■ SELECTED PASSAGE ■

________________________________________

Inflammatory mechanisms in ischemic stroke: role of inflammatory cells

Abstract

Inflammation plays an important role in the pathogenesis of ischemic stroke and other forms of ischemic brain injury. Experimentally and clinically, the brain responds to ischemic injury with an acute and prolonged inflammatory process, characterized by rapid activation of resident cells (mainly microglia), production of proinflammatory mediators, and infiltration of various types of inflammatory cells (including neutrophils, different subtypes of T cells, monocyte/macrophages, and other cells) into the ischemic brain tissue. These cellular events collaboratively contribute to ischemic brain injury. Despite intense investigation, there are still numerous controversies concerning the time course of the recruitment of inflammatory cells in the brain and their pathogenic roles in ischemic brain injury. In this review, we provide an overview of the time-dependent recruitment of different inflammatory cells following focal cerebral I/R. We discuss how these cells contribute to ischemic brain injury and highlight certain recent findings and currently unanswered questions about inflammatory cells in the pathophysiology of ischemic stroke.

________________________________________

■ DATA TO EXAMINE ■
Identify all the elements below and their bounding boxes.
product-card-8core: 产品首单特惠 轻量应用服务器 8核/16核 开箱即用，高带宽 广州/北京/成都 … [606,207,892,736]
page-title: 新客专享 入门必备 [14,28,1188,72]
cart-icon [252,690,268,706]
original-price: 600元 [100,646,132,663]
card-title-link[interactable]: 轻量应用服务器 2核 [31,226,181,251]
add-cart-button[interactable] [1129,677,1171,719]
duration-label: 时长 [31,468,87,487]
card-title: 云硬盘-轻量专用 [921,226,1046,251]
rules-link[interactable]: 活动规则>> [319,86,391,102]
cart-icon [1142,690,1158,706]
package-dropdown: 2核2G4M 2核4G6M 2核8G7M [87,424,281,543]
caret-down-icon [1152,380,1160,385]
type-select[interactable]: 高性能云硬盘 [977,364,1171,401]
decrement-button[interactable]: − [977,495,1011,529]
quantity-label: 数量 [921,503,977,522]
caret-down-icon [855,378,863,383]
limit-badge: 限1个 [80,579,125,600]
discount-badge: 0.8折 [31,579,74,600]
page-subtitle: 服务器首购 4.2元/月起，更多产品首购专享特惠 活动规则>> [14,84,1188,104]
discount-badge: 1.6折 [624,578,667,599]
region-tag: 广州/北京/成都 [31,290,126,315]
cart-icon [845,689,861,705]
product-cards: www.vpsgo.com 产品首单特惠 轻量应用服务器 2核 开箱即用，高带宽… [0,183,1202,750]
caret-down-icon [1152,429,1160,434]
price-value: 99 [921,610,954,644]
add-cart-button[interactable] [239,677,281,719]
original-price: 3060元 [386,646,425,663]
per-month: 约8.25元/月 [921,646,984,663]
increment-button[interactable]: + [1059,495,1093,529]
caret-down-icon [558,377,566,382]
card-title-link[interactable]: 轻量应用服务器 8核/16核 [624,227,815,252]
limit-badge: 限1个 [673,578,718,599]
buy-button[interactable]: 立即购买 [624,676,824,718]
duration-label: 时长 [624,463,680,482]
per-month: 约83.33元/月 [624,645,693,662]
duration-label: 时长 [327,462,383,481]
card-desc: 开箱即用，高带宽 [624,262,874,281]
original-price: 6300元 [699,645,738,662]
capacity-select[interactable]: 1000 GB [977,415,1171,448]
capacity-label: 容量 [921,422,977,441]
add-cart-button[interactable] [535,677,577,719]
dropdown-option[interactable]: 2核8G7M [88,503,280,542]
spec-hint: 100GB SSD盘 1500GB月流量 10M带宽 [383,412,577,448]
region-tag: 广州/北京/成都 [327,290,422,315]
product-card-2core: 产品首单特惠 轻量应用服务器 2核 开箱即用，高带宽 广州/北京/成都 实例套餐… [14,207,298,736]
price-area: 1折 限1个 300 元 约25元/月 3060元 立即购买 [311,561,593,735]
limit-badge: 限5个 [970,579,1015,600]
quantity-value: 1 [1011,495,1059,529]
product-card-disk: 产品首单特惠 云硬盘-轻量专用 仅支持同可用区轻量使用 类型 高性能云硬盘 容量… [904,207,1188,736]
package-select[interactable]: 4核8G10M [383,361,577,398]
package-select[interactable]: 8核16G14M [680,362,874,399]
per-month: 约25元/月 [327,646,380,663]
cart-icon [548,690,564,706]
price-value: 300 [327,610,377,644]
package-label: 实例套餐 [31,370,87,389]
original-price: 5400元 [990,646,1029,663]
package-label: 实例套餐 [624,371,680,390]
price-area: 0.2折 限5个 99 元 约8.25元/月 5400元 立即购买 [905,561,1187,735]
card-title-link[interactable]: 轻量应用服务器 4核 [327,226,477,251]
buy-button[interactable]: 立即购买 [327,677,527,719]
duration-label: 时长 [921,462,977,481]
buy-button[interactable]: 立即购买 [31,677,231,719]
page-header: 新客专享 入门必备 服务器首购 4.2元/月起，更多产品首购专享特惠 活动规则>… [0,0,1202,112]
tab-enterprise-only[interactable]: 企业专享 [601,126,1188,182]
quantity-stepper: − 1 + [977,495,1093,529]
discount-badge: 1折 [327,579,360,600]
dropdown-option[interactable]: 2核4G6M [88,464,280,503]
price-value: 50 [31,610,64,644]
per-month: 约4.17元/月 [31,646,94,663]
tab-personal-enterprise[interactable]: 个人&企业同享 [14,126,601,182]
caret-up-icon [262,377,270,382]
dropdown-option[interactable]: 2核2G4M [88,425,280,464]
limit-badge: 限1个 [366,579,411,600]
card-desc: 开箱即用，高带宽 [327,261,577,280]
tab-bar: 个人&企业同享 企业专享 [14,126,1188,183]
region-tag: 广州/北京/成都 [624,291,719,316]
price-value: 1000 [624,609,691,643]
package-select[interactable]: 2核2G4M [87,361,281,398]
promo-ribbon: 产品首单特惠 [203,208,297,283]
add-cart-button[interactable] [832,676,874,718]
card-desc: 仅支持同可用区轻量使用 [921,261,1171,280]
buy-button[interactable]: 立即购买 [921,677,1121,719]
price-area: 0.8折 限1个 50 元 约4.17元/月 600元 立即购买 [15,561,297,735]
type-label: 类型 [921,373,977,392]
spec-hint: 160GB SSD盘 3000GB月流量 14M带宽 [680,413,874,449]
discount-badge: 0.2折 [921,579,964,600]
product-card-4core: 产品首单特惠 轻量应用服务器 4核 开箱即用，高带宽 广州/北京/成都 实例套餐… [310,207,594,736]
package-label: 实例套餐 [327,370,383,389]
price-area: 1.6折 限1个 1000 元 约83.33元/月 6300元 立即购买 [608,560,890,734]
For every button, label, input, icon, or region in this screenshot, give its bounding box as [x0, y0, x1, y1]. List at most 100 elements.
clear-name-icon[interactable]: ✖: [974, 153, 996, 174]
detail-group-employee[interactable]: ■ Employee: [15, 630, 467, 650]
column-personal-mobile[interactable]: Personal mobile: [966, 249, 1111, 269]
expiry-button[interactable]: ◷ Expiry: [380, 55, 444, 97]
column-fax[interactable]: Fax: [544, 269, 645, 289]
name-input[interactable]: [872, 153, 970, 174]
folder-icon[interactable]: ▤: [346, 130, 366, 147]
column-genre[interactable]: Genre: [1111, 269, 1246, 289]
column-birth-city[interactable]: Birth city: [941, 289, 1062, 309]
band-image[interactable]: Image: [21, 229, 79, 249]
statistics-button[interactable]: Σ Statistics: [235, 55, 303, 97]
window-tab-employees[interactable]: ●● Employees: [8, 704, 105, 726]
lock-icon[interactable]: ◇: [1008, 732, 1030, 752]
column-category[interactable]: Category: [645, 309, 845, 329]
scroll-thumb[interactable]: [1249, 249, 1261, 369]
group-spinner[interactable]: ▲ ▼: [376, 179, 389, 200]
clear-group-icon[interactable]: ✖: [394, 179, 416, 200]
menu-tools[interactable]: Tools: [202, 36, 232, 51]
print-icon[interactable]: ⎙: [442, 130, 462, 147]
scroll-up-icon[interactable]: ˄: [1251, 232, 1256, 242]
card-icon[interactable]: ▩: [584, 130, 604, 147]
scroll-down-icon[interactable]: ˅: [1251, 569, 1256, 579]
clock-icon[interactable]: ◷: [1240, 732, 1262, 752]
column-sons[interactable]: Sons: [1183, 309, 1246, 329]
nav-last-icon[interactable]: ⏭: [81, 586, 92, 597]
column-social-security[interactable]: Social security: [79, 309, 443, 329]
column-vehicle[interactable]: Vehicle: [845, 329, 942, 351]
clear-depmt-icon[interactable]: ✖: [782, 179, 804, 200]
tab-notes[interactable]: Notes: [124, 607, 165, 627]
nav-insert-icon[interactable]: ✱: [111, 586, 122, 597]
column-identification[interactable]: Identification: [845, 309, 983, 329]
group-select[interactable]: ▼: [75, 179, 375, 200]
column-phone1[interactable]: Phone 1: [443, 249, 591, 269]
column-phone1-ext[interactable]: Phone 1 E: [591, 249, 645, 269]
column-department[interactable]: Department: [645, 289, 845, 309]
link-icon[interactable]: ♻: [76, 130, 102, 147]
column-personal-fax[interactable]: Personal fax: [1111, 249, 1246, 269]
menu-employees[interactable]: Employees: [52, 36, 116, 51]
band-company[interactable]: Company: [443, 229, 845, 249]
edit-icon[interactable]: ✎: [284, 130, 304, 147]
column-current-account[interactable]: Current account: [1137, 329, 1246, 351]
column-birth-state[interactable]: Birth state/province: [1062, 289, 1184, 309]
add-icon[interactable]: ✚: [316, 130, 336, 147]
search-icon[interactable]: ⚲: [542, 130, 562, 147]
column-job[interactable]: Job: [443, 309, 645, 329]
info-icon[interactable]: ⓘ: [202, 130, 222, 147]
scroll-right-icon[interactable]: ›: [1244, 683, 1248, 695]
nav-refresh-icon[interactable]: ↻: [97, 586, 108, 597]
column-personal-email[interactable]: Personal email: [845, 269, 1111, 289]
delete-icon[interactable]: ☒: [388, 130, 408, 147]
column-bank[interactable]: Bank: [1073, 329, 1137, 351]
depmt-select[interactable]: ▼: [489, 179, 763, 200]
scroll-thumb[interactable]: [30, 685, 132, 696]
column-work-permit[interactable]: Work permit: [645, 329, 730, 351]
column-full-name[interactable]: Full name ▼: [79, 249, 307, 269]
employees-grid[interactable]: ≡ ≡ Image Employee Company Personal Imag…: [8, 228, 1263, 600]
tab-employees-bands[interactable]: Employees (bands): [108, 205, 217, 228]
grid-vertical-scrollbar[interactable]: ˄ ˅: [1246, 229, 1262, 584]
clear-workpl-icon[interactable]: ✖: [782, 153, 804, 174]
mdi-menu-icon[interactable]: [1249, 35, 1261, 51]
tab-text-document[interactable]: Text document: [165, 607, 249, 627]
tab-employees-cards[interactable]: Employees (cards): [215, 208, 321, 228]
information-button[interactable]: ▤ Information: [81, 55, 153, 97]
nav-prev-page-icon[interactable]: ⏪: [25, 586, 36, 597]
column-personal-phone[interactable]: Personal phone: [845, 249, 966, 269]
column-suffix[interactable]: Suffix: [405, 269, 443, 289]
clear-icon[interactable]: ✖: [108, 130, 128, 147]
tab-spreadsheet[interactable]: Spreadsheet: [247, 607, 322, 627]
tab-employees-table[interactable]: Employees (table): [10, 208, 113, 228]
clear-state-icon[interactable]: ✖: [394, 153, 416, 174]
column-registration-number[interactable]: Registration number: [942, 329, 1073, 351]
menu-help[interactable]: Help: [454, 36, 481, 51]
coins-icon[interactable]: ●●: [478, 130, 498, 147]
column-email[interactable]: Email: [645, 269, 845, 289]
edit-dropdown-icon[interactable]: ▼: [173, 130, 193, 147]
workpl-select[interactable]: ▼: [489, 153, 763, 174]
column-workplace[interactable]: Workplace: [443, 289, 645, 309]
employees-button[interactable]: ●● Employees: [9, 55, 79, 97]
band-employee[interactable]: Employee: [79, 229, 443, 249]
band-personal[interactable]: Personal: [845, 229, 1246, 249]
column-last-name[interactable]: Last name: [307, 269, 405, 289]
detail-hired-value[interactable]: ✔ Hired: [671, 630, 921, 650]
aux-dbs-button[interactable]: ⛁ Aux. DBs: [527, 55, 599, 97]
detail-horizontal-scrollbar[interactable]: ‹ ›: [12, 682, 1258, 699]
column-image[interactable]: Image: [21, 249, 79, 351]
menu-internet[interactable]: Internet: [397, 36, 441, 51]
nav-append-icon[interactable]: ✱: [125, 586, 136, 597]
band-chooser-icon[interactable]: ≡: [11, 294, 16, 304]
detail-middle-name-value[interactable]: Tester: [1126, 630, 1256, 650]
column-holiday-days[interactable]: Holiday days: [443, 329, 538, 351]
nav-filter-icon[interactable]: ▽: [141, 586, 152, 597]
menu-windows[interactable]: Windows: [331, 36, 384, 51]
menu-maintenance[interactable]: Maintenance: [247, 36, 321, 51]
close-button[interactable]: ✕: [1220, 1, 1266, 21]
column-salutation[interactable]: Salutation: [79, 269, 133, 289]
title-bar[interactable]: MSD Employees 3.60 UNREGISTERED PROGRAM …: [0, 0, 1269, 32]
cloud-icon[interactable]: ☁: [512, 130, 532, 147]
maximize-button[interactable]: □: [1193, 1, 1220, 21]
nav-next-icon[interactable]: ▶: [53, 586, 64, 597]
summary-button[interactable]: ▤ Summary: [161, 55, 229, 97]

________________________________________

■ EXERCISE BRIEF ■
Extend the review on inflammatory cells in ischemic stroke beyond its abstract by writing the passage that would come next.

■ RESULT BELOW ■
Figure 1.

Potential inflammatory pathways that respond to cerebral I/R. Mac-1 is a β2-integrin (CD11b/CD18); PSGL-1 actually functions as a ligand for E-/P-/L-selectins.

Figure 2.

Schematic showing a time-dependent recruitment of inflammatory cells into the brain following focal cerebral ischemia in mice. The figure, adapted from (A) ref. [52] and (B) ref. [47] with permission. Note that a transient 60-min MCAO model in C57Bl6 mice was used in both reports.